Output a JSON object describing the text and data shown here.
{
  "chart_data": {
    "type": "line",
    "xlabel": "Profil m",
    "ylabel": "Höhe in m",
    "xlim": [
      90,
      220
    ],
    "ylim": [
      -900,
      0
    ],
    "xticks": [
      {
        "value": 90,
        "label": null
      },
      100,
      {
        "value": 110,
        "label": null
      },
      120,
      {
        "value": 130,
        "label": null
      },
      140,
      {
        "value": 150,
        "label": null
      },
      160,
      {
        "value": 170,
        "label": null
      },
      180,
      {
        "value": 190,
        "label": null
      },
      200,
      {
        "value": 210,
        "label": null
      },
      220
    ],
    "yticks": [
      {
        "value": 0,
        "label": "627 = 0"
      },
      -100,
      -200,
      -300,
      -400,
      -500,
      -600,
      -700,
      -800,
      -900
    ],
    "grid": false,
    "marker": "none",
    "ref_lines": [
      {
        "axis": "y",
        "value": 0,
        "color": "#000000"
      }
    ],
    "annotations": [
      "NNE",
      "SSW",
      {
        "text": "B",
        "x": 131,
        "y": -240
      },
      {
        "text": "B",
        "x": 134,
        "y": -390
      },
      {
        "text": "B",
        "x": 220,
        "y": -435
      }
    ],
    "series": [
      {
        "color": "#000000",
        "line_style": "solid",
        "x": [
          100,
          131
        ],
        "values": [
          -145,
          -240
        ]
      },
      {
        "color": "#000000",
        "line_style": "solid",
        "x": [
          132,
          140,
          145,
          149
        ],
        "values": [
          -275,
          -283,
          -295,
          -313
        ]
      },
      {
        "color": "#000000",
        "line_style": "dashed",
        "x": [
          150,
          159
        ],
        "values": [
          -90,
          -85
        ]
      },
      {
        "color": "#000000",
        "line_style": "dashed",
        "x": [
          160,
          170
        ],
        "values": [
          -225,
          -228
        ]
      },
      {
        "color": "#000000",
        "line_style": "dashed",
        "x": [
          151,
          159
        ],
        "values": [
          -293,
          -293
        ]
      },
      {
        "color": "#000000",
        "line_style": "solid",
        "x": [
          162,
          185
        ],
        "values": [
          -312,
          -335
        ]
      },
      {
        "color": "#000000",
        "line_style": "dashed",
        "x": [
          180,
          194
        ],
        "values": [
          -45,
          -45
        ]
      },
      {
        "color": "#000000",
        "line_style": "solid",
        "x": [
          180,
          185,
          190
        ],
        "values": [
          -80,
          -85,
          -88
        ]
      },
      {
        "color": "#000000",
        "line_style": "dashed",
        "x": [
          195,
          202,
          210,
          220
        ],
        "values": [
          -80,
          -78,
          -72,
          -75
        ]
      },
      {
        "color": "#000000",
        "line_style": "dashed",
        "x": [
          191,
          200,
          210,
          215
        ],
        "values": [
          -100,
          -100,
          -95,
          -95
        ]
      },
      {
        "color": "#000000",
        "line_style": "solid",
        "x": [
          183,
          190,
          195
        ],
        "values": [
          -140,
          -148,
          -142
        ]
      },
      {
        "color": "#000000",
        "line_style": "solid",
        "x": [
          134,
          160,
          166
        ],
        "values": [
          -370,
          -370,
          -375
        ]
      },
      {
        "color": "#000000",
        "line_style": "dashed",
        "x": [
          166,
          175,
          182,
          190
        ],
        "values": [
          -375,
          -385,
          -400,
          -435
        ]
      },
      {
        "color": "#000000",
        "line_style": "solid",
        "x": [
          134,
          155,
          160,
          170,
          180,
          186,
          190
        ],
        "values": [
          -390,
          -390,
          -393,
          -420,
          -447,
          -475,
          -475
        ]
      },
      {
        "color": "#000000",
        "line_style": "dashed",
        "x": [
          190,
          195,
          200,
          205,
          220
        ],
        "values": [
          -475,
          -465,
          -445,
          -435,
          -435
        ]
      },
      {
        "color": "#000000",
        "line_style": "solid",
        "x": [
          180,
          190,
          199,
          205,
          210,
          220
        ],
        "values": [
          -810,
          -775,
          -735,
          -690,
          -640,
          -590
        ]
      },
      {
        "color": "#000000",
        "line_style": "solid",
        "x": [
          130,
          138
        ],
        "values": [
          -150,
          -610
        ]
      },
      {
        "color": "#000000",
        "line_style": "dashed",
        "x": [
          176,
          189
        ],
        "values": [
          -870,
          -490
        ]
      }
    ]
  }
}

> _TASK DIRECTIONS_
Extract the whole listing, character for character.

> _TASK OUTPUT_
Output a JSON object describing the text and data shown here.
{
  "chart_data": {
    "type": "line",
    "xlabel": "Profil m",
    "ylabel": "Höhe in m",
    "xlim": [
      90,
      220
    ],
    "ylim": [
      -900,
      0
    ],
    "xticks": [
      {
        "value": 90,
        "label": null
      },
      100,
      {
        "value": 110,
        "label": null
      },
      120,
      {
        "value": 130,
        "label": null
      },
      140,
      {
        "value": 150,
        "label": null
      },
      160,
      {
        "value": 170,
        "label": null
      },
      180,
      {
        "value": 190,
        "label": null
      },
      200,
      {
        "value": 210,
        "label": null
      },
      220
    ],
    "yticks": [
      {
        "value": 0,
        "label": "627 = 0"
      },
      -100,
      -200,
      -300,
      -400,
      -500,
      -600,
      -700,
      -800,
      -900
    ],
    "grid": false,
    "marker": "none",
    "ref_lines": [
      {
        "axis": "y",
        "value": 0,
        "color": "#000000"
      }
    ],
    "annotations": [
      "NNE",
      "SSW",
      {
        "text": "B",
        "x": 131,
        "y": -240
      },
      {
        "text": "B",
        "x": 134,
        "y": -390
      },
      {
        "text": "B",
        "x": 220,
        "y": -435
      }
    ],
    "series": [
      {
        "color": "#000000",
        "line_style": "solid",
        "x": [
          100,
          131
        ],
        "values": [
          -145,
          -240
        ]
      },
      {
        "color": "#000000",
        "line_style": "solid",
        "x": [
          132,
          140,
          145,
          149
        ],
        "values": [
          -275,
          -283,
          -295,
          -313
        ]
      },
      {
        "color": "#000000",
        "line_style": "dashed",
        "x": [
          150,
          159
        ],
        "values": [
          -90,
          -85
        ]
      },
      {
        "color": "#000000",
        "line_style": "dashed",
        "x": [
          160,
          170
        ],
        "values": [
          -225,
          -228
        ]
      },
      {
        "color": "#000000",
        "line_style": "dashed",
        "x": [
          151,
          159
        ],
        "values": [
          -293,
          -293
        ]
      },
      {
        "color": "#000000",
        "line_style": "solid",
        "x": [
          162,
          185
        ],
        "values": [
          -312,
          -335
        ]
      },
      {
        "color": "#000000",
        "line_style": "dashed",
        "x": [
          180,
          194
        ],
        "values": [
          -45,
          -45
        ]
      },
      {
        "color": "#000000",
        "line_style": "solid",
        "x": [
          180,
          185,
          190
        ],
        "values": [
          -80,
          -85,
          -88
        ]
      },
      {
        "color": "#000000",
        "line_style": "dashed",
        "x": [
          195,
          202,
          210,
          220
        ],
        "values": [
          -80,
          -78,
          -72,
          -75
        ]
      },
      {
        "color": "#000000",
        "line_style": "dashed",
        "x": [
          191,
          200,
          210,
          215
        ],
        "values": [
          -100,
          -100,
          -95,
          -95
        ]
      },
      {
        "color": "#000000",
        "line_style": "solid",
        "x": [
          183,
          190,
          195
        ],
        "values": [
          -140,
          -148,
          -142
        ]
      },
      {
        "color": "#000000",
        "line_style": "solid",
        "x": [
          134,
          160,
          166
        ],
        "values": [
          -370,
          -370,
          -375
        ]
      },
      {
        "color": "#000000",
        "line_style": "dashed",
        "x": [
          166,
          175,
          182,
          190
        ],
        "values": [
          -375,
          -385,
          -400,
          -435
        ]
      },
      {
        "color": "#000000",
        "line_style": "solid",
        "x": [
          134,
          155,
          160,
          170,
          180,
          186,
          190
        ],
        "values": [
          -390,
          -390,
          -393,
          -420,
          -447,
          -475,
          -475
        ]
      },
      {
        "color": "#000000",
        "line_style": "dashed",
        "x": [
          190,
          195,
          200,
          205,
          220
        ],
        "values": [
          -475,
          -465,
          -445,
          -435,
          -435
        ]
      },
      {
        "color": "#000000",
        "line_style": "solid",
        "x": [
          180,
          190,
          199,
          205,
          210,
          220
        ],
        "values": [
          -810,
          -775,
          -735,
          -690,
          -640,
          -590
        ]
      },
      {
        "color": "#000000",
        "line_style": "solid",
        "x": [
          130,
          138
        ],
        "values": [
          -150,
          -610
        ]
      },
      {
        "color": "#000000",
        "line_style": "dashed",
        "x": [
          176,
          189
        ],
        "values": [
          -870,
          -490
        ]
      }
    ]
  }
}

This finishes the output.